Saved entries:
================

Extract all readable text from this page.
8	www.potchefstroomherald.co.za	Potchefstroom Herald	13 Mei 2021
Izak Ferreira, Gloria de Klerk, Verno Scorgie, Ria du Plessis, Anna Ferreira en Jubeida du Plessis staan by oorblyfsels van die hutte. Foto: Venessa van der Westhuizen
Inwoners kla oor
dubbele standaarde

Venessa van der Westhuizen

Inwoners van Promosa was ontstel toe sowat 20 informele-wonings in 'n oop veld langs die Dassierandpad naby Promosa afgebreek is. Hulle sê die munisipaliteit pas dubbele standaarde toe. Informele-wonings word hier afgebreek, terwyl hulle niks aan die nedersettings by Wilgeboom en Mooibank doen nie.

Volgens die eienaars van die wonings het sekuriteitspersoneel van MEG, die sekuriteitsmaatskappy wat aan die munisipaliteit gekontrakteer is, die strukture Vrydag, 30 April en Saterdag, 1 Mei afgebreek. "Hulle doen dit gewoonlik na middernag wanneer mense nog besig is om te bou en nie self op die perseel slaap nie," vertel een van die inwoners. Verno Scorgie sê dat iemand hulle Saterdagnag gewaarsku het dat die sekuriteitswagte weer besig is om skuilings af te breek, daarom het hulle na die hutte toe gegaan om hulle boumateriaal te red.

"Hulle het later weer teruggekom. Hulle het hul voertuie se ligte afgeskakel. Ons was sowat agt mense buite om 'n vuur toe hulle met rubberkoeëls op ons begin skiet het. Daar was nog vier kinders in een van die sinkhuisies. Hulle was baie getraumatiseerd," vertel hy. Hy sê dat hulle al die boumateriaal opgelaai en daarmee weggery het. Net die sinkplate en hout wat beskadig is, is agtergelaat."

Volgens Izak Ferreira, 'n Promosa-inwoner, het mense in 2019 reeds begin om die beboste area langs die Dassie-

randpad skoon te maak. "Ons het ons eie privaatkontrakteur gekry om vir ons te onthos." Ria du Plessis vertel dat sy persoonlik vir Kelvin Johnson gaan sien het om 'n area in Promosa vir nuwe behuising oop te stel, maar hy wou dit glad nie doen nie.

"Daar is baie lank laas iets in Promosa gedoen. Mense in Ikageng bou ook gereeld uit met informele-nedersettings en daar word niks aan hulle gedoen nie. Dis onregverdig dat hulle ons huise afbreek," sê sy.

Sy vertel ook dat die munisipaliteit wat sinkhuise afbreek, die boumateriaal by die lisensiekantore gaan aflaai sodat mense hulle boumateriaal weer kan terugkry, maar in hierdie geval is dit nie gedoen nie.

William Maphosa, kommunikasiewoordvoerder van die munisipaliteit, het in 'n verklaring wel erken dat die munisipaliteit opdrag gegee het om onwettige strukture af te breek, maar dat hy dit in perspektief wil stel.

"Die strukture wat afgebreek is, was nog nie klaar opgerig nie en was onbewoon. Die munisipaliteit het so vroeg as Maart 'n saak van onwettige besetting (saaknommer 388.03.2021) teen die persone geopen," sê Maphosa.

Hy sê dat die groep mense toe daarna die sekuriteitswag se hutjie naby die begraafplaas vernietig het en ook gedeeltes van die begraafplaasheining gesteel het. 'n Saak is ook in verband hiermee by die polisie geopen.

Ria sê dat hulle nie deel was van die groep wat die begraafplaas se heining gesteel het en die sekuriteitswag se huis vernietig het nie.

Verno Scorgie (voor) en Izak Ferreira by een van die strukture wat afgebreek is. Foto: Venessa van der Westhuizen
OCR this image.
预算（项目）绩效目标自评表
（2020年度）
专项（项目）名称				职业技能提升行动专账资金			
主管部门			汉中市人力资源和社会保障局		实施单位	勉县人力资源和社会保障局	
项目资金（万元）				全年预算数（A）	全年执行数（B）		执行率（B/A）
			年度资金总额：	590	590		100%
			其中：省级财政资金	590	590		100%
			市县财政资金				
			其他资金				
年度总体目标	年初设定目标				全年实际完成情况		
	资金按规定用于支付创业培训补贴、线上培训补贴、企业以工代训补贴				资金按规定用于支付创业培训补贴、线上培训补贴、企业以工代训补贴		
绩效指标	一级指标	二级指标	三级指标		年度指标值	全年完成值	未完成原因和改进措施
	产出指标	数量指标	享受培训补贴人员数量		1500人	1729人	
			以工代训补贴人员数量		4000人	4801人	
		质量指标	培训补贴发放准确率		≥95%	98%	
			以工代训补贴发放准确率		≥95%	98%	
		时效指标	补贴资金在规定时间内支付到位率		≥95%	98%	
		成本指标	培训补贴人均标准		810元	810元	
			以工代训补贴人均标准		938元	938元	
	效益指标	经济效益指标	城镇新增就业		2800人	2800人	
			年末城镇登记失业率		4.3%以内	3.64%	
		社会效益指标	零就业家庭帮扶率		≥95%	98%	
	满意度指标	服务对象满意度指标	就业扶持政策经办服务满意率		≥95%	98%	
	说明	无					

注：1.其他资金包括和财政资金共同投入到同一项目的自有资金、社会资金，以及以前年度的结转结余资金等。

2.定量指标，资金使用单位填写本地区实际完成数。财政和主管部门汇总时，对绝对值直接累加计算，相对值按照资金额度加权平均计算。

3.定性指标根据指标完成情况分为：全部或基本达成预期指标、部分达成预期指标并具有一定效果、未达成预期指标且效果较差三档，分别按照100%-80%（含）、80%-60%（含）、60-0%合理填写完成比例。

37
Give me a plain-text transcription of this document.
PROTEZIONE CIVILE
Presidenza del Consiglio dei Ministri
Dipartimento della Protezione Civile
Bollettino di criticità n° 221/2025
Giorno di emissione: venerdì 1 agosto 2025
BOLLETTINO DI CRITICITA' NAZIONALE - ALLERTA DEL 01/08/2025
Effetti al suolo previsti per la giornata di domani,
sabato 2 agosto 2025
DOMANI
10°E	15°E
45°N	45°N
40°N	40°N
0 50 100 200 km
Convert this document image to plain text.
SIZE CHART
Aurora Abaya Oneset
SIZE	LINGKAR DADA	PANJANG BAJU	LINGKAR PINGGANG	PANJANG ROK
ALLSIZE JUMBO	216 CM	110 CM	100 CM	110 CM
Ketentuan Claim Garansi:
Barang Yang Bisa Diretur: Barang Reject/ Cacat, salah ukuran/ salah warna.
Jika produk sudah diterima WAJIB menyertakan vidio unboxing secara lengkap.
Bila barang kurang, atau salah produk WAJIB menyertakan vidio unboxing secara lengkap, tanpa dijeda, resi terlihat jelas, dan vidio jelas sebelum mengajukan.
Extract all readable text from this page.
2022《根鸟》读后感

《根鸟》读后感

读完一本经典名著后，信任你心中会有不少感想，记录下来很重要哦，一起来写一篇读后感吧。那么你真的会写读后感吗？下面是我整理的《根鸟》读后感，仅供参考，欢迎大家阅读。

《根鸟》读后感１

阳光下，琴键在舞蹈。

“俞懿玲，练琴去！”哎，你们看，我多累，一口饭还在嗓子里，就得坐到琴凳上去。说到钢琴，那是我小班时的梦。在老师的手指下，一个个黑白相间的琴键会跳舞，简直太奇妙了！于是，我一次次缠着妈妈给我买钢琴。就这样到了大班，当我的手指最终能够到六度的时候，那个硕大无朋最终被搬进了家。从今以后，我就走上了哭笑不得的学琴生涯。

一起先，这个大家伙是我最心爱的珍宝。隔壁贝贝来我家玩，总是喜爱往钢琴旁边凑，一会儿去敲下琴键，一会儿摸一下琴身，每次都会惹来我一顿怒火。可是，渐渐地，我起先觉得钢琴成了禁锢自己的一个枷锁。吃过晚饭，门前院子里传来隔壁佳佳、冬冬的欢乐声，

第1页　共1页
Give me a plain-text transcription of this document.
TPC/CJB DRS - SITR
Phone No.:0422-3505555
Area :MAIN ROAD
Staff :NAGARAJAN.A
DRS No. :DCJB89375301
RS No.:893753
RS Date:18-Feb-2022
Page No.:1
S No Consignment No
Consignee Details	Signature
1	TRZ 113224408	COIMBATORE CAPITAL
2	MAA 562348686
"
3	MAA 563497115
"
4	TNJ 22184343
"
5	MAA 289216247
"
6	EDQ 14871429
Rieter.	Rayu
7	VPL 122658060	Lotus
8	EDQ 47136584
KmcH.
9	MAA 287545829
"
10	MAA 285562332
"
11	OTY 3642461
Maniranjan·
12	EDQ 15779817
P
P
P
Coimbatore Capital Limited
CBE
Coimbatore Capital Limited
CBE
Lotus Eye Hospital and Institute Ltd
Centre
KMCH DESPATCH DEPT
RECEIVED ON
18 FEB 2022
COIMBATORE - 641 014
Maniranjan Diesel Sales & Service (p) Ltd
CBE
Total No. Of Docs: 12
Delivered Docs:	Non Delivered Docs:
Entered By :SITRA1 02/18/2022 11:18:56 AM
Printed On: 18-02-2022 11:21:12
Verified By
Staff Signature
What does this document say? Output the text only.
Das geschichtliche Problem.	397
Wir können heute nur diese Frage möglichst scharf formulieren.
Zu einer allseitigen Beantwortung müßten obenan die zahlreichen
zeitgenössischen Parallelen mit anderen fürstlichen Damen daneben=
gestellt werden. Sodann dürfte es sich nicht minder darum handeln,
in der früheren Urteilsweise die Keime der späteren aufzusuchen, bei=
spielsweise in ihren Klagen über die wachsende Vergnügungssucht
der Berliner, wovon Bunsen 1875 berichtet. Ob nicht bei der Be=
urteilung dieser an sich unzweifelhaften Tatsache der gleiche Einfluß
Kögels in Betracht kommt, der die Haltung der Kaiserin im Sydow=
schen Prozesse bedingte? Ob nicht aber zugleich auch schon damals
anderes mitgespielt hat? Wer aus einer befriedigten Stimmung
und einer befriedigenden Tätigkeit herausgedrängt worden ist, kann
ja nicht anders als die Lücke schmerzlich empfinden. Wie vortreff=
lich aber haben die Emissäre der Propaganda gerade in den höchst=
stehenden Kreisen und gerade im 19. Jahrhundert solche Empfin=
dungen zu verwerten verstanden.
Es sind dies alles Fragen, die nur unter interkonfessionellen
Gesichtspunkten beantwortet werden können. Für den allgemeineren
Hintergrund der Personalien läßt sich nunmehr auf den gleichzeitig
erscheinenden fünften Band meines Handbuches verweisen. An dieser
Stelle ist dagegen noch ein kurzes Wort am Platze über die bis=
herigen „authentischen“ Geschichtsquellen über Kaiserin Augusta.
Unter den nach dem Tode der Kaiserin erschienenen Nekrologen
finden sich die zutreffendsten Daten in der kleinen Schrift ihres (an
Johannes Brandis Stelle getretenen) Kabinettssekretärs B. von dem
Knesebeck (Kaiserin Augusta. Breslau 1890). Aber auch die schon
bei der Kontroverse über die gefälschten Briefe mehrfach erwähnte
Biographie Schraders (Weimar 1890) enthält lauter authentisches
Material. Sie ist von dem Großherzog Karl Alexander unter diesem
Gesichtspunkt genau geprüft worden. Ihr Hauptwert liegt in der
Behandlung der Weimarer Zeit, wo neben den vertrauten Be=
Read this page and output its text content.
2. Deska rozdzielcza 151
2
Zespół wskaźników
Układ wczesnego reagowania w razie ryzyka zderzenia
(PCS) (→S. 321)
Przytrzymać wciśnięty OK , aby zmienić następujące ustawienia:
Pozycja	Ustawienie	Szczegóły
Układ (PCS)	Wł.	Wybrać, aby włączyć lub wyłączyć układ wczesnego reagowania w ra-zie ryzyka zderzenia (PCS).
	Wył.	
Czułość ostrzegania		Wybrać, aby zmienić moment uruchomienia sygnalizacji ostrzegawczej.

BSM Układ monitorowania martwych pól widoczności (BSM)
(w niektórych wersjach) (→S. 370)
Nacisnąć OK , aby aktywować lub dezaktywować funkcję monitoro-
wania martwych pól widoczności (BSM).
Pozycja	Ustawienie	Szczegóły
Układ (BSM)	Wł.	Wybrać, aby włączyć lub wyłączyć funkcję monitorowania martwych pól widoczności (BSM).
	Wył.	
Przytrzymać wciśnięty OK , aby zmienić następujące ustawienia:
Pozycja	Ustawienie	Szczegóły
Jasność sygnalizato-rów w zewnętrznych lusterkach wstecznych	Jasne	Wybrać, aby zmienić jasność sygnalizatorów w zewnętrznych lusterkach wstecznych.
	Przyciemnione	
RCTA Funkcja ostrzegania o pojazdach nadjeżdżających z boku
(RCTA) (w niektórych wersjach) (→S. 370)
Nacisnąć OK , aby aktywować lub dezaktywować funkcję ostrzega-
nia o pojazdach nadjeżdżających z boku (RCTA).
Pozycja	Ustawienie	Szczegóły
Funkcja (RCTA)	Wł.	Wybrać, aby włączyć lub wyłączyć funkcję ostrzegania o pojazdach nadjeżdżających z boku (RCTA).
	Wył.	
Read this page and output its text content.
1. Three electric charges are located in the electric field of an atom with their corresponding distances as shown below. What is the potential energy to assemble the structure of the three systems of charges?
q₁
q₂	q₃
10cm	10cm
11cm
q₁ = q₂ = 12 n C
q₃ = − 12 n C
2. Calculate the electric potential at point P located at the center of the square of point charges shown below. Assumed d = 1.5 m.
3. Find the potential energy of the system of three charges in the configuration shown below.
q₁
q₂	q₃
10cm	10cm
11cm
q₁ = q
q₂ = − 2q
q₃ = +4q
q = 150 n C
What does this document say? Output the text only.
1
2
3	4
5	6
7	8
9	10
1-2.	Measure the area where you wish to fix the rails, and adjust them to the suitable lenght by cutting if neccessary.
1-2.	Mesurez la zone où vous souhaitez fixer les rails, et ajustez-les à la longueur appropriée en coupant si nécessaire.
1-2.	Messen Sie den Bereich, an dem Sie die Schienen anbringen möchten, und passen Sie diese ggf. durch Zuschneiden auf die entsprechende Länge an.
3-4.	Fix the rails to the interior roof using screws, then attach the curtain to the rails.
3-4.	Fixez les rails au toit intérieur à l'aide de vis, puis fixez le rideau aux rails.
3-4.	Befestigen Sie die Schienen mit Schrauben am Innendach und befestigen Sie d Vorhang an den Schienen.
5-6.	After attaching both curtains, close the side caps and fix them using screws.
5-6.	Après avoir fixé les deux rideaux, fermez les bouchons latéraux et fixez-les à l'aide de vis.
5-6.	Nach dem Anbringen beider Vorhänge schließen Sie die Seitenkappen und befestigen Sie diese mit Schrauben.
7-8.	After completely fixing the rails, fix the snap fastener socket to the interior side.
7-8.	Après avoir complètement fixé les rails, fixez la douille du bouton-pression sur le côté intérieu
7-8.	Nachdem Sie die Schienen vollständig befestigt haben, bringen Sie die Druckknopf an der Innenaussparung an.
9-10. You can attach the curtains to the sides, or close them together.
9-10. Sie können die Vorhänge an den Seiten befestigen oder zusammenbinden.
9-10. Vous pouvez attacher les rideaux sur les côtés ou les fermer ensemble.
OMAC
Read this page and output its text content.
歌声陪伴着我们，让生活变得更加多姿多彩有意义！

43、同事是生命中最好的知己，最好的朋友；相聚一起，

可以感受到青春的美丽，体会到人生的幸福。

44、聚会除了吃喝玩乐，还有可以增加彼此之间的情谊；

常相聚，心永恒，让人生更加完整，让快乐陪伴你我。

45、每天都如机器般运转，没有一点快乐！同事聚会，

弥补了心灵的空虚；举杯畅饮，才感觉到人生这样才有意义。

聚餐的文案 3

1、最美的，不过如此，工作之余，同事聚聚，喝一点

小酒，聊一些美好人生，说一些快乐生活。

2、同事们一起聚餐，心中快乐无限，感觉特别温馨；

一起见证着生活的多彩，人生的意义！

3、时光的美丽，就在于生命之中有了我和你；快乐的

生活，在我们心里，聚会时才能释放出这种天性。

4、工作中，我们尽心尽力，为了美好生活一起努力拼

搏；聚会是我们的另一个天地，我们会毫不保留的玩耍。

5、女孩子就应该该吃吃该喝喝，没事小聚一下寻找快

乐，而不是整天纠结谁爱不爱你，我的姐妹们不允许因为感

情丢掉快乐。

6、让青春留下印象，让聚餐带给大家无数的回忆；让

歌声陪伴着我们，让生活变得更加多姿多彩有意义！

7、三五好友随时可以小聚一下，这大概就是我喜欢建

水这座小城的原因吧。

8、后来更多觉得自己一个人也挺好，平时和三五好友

================

DO THIS. In the records above, locate every line with the string "ryzyka" and copy it.

EXERCISE RESULT.
Układ wczesnego reagowania w razie ryzyka zderzenia
Układ (PCS)	Wł.	Wybrać, aby włączyć lub wyłączyć układ wczesnego reagowania w ra-zie ryzyka zderzenia (PCS).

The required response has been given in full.